Extracted data entries

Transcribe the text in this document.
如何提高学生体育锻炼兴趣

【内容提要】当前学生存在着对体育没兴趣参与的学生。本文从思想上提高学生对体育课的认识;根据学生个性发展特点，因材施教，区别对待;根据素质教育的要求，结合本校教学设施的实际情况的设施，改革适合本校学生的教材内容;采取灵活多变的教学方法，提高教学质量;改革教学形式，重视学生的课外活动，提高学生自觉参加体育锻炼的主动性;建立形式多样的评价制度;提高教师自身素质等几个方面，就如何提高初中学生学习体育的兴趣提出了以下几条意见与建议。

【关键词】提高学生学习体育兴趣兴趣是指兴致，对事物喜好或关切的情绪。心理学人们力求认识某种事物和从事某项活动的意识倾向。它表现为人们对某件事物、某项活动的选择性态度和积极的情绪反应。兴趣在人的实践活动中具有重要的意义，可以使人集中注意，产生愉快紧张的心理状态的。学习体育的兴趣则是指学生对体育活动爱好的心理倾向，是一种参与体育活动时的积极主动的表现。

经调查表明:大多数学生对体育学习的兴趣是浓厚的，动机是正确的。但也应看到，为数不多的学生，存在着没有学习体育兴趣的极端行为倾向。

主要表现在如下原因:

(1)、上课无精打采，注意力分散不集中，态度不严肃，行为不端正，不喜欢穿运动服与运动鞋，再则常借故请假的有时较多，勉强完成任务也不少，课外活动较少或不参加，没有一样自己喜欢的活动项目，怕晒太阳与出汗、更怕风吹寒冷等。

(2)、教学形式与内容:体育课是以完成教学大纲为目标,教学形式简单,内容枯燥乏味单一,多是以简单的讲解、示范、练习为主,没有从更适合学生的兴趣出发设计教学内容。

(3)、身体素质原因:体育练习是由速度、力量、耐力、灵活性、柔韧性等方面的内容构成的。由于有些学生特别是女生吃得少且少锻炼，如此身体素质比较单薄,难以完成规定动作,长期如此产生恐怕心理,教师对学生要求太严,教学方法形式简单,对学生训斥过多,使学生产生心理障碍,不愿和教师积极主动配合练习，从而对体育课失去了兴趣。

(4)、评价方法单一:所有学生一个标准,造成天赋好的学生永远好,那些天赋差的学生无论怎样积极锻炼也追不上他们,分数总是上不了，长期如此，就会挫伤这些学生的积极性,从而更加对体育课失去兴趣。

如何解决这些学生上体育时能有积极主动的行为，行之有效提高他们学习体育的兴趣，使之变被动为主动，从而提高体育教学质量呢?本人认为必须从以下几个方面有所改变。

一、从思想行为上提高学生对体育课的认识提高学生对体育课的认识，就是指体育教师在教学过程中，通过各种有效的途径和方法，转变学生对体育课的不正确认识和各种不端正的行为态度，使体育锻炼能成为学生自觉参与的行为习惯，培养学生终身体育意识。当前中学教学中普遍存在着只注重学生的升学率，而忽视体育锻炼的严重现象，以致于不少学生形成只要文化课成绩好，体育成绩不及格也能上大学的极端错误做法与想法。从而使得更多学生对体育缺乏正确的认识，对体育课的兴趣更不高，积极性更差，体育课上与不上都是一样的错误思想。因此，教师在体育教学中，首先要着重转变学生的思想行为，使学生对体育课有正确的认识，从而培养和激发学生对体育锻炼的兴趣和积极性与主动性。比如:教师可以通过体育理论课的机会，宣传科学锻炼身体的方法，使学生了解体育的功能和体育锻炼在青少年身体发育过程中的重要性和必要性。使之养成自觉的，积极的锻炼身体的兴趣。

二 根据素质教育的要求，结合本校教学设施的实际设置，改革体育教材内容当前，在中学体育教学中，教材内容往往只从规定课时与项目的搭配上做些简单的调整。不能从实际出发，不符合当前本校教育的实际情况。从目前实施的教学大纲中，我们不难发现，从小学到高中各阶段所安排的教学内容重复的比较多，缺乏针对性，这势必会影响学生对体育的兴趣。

* **Task prompt**
Make a list of all lines in the data that contain "根据素质教育的要求".

* **Final result**
【内容提要】当前学生存在着对体育没兴趣参与的学生。本文从思想上提高学生对体育课的认识;根据学生个性发展特点，因材施教，区别对待;根据素质教育的要求，结合本校教学设施的实际情况的设施，改革适合本校学生的教材内容;采取灵活多变的教学方法，提高教学质量;改革教学形式，重视学生的课外活动，提高学生自觉参加体育锻炼的主动性;建立形式多样的评价制度;提高教师自身素质等几个方面，就如何提高初中学生学习体育的兴趣提出了以下几条意见与建议。
二 根据素质教育的要求，结合本校教学设施的实际设置，改革体育教材内容当前，在中学体育教学中，教材内容往往只从规定课时与项目的搭配上做些简单的调整。不能从实际出发，不符合当前本校教育的实际情况。从目前实施的教学大纲中，我们不难发现，从小学到高中各阶段所安排的教学内容重复的比较多，缺乏针对性，这势必会影响学生对体育的兴趣。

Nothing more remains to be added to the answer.